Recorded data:

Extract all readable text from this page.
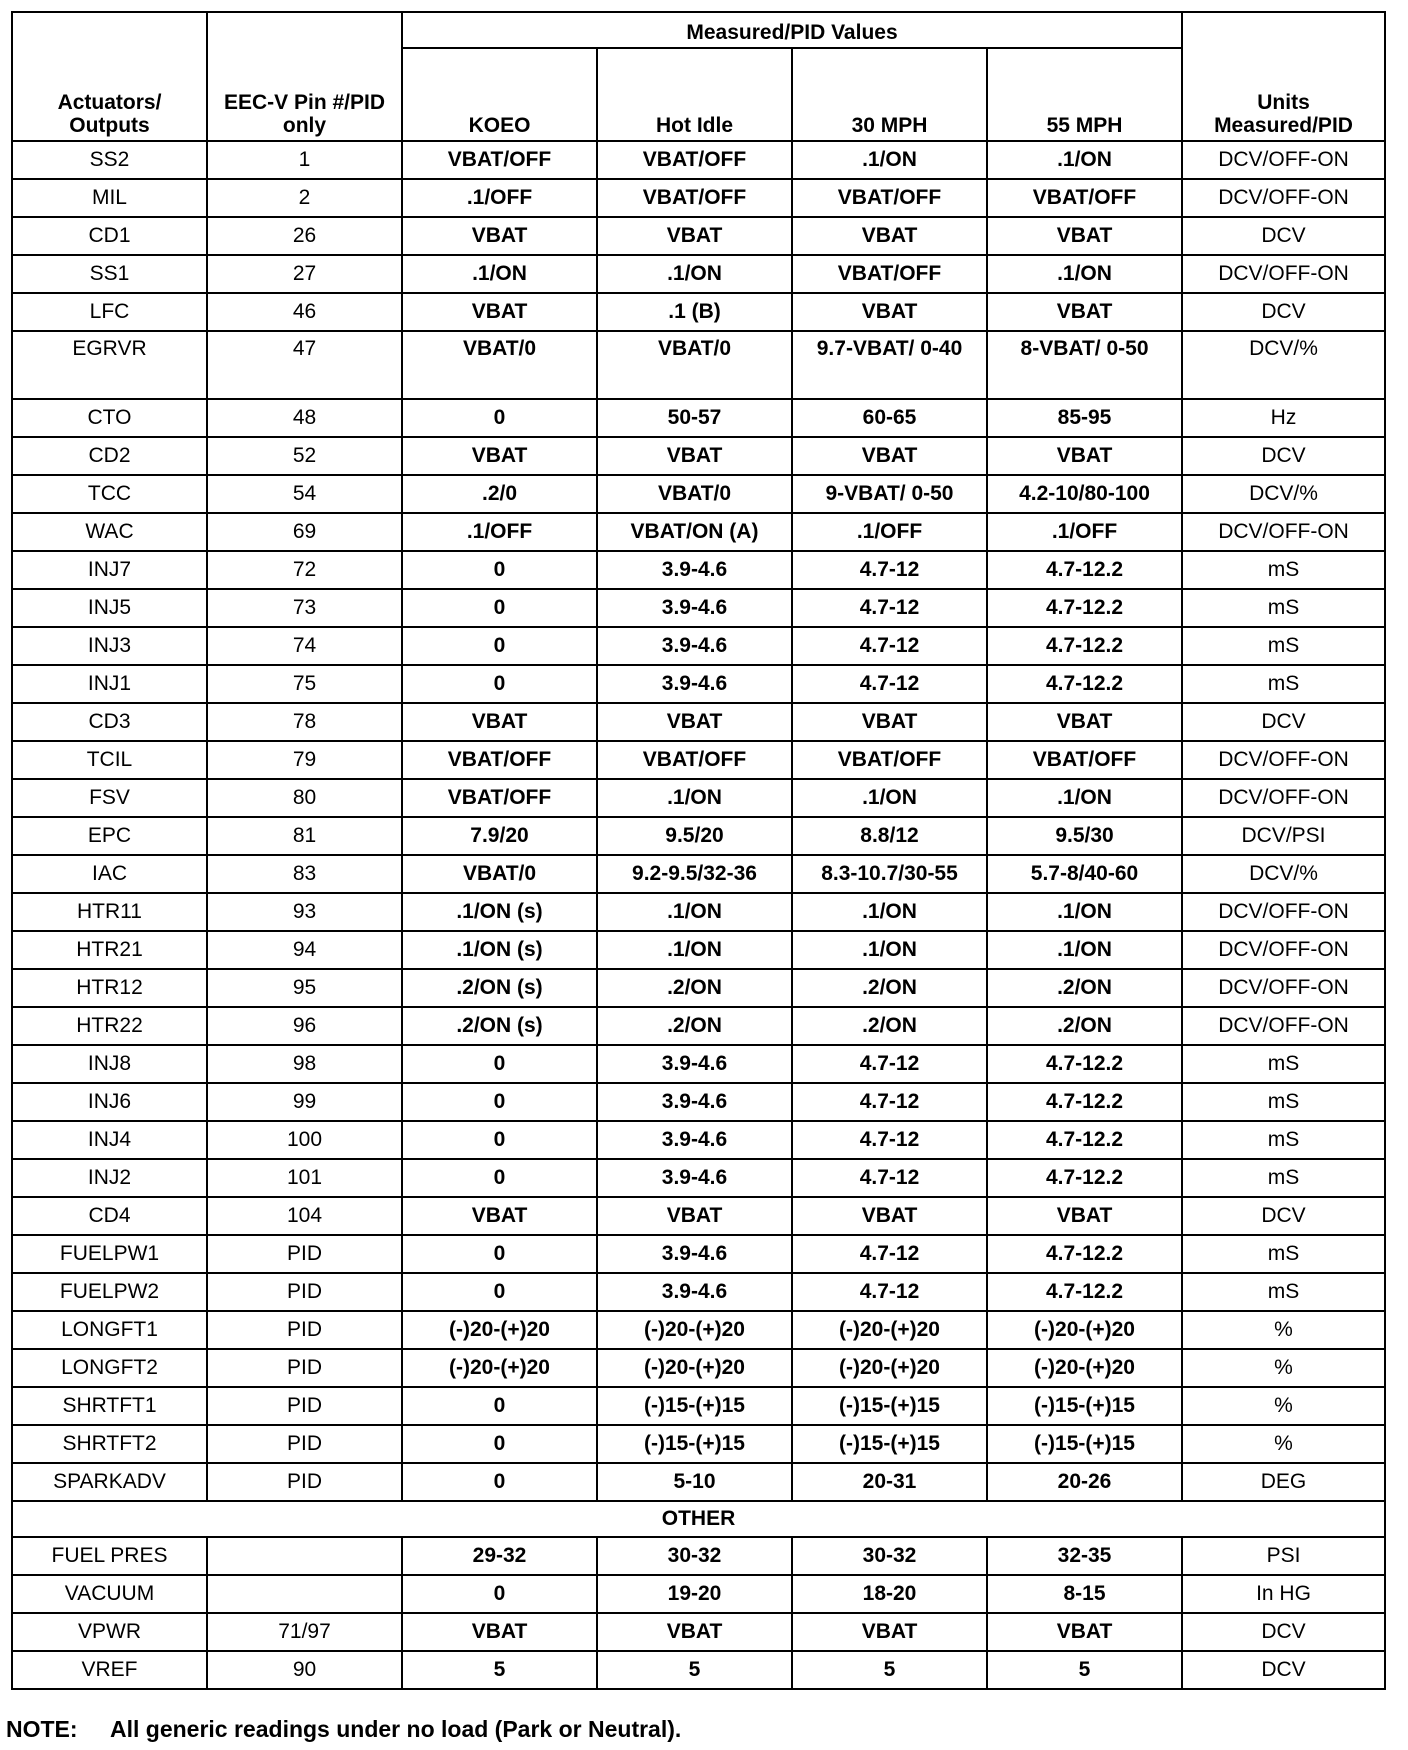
Actuators/ Outputs	EEC-V Pin #/PID only	Measured/PID Values				Units Measured/PID
		KOEO	Hot Idle	30 MPH	55 MPH	
SS2	1	VBAT/OFF	VBAT/OFF	.1/ON	.1/ON	DCV/OFF-ON
MIL	2	.1/OFF	VBAT/OFF	VBAT/OFF	VBAT/OFF	DCV/OFF-ON
CD1	26	VBAT	VBAT	VBAT	VBAT	DCV
SS1	27	.1/ON	.1/ON	VBAT/OFF	.1/ON	DCV/OFF-ON
LFC	46	VBAT	.1 (B)	VBAT	VBAT	DCV
EGRVR	47	VBAT/0	VBAT/0	9.7-VBAT/ 0-40	8-VBAT/ 0-50	DCV/%
CTO	48	0	50-57	60-65	85-95	Hz
CD2	52	VBAT	VBAT	VBAT	VBAT	DCV
TCC	54	.2/0	VBAT/0	9-VBAT/ 0-50	4.2-10/80-100	DCV/%
WAC	69	.1/OFF	VBAT/ON (A)	.1/OFF	.1/OFF	DCV/OFF-ON
INJ7	72	0	3.9-4.6	4.7-12	4.7-12.2	mS
INJ5	73	0	3.9-4.6	4.7-12	4.7-12.2	mS
INJ3	74	0	3.9-4.6	4.7-12	4.7-12.2	mS
INJ1	75	0	3.9-4.6	4.7-12	4.7-12.2	mS
CD3	78	VBAT	VBAT	VBAT	VBAT	DCV
TCIL	79	VBAT/OFF	VBAT/OFF	VBAT/OFF	VBAT/OFF	DCV/OFF-ON
FSV	80	VBAT/OFF	.1/ON	.1/ON	.1/ON	DCV/OFF-ON
EPC	81	7.9/20	9.5/20	8.8/12	9.5/30	DCV/PSI
IAC	83	VBAT/0	9.2-9.5/32-36	8.3-10.7/30-55	5.7-8/40-60	DCV/%
HTR11	93	.1/ON (s)	.1/ON	.1/ON	.1/ON	DCV/OFF-ON
HTR21	94	.1/ON (s)	.1/ON	.1/ON	.1/ON	DCV/OFF-ON
HTR12	95	.2/ON (s)	.2/ON	.2/ON	.2/ON	DCV/OFF-ON
HTR22	96	.2/ON (s)	.2/ON	.2/ON	.2/ON	DCV/OFF-ON
INJ8	98	0	3.9-4.6	4.7-12	4.7-12.2	mS
INJ6	99	0	3.9-4.6	4.7-12	4.7-12.2	mS
INJ4	100	0	3.9-4.6	4.7-12	4.7-12.2	mS
INJ2	101	0	3.9-4.6	4.7-12	4.7-12.2	mS
CD4	104	VBAT	VBAT	VBAT	VBAT	DCV
FUELPW1	PID	0	3.9-4.6	4.7-12	4.7-12.2	mS
FUELPW2	PID	0	3.9-4.6	4.7-12	4.7-12.2	mS
LONGFT1	PID	(-)20-(+)20	(-)20-(+)20	(-)20-(+)20	(-)20-(+)20	%
LONGFT2	PID	(-)20-(+)20	(-)20-(+)20	(-)20-(+)20	(-)20-(+)20	%
SHRTFT1	PID	0	(-)15-(+)15	(-)15-(+)15	(-)15-(+)15	%
SHRTFT2	PID	0	(-)15-(+)15	(-)15-(+)15	(-)15-(+)15	%
SPARKADV	PID	0	5-10	20-31	20-26	DEG
OTHER						
FUEL PRES		29-32	30-32	30-32	32-35	PSI
VACUUM		0	19-20	18-20	8-15	In HG
VPWR	71/97	VBAT	VBAT	VBAT	VBAT	DCV
VREF	90	5	5	5	5	DCV
NOTE: All generic readings under no load (Park or Neutral).
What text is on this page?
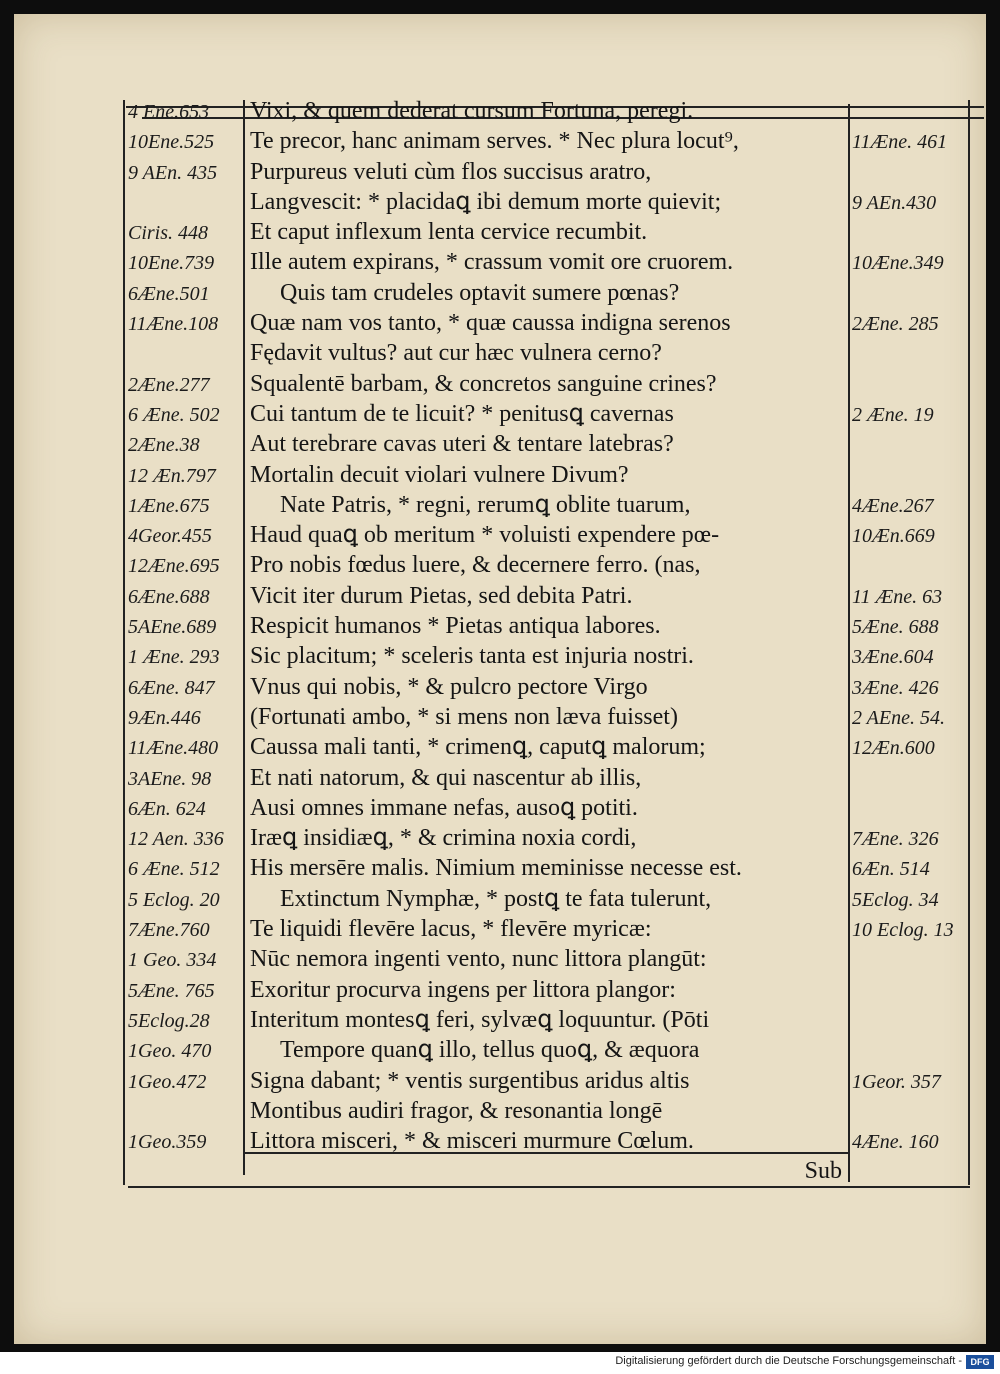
4 Ene.653
10Ene.525
9 AEn. 435
Ciris. 448
10Ene.739
6Æne.501
11Æne.108
2Æne.277
6 Æne. 502
2Æne.38
12 Æn.797
1Æne.675
4Geor.455
12Æne.695
6Æne.688
5AEne.689
1 Æne. 293
6Æne. 847
9Æn.446
11Æne.480
3AEne. 98
6Æn. 624
12 Aen. 336
6 Æne. 512
5 Eclog. 20
7Æne.760
1 Geo. 334
5Æne. 765
5Eclog.28
1Geo. 470
1Geo.472
1Geo.359
Vixi, & quem dederat cursum Fortuna, peregi.
Te precor, hanc animam serves. * Nec plura locut⁹,
Purpureus veluti cùm flos succisus aratro,
Langvescit: * placidaꝗ ibi demum morte quievit;
Et caput inflexum lenta cervice recumbit.
Ille autem expirans, * crassum vomit ore cruorem.
Quis tam crudeles optavit sumere pœnas?
Quæ nam vos tanto, * quæ caussa indigna serenos
Fędavit vultus? aut cur hæc vulnera cerno?
Squalentē barbam, & concretos sanguine crines?
Cui tantum de te licuit? * penitusꝗ cavernas
Aut terebrare cavas uteri & tentare latebras?
Mortalin decuit violari vulnere Divum?
Nate Patris, * regni, rerumꝗ oblite tuarum,
Haud quaꝗ ob meritum * voluisti expendere pœ-
Pro nobis fœdus luere, & decernere ferro. (nas,
Vicit iter durum Pietas, sed debita Patri.
Respicit humanos * Pietas antiqua labores.
Sic placitum; * sceleris tanta est injuria nostri.
Vnus qui nobis, * & pulcro pectore Virgo
(Fortunati ambo, * si mens non læva fuisset)
Caussa mali tanti, * crimenꝗ, caputꝗ malorum;
Et nati natorum, & qui nascentur ab illis,
Ausi omnes immane nefas, ausoꝗ potiti.
Iræꝗ insidiæꝗ, * & crimina noxia cordi,
His mersēre malis. Nimium meminisse necesse est.
Extinctum Nymphæ, * postꝗ te fata tulerunt,
Te liquidi flevēre lacus, * flevēre myricæ:
Nūc nemora ingenti vento, nunc littora plangūt:
Exoritur procurva ingens per littora plangor:
Interitum montesꝗ feri, sylvæꝗ loquuntur. (Pōti
Tempore quanꝗ illo, tellus quoꝗ, & æquora
Signa dabant; * ventis surgentibus aridus altis
Montibus audiri fragor, & resonantia longē
Littora misceri, * & misceri murmure Cœlum.
11Æne. 461
9 AEn.430
10Æne.349
2Æne. 285
2 Æne. 19
4Æne.267
10Æn.669
11 Æne. 63
5Æne. 688
3Æne.604
3Æne. 426
2 AEne. 54.
12Æn.600
7Æne. 326
6Æn. 514
5Eclog. 34
10 Eclog. 13
1Geor. 357
4Æne. 160
Sub
Digitalisierung gefördert durch die Deutsche Forschungsgemeinschaft - DFG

Work required: From the entries above, copy out every line where the string "text" appears.

Completed task:
Extract all readable text from this page.
What text is on this page?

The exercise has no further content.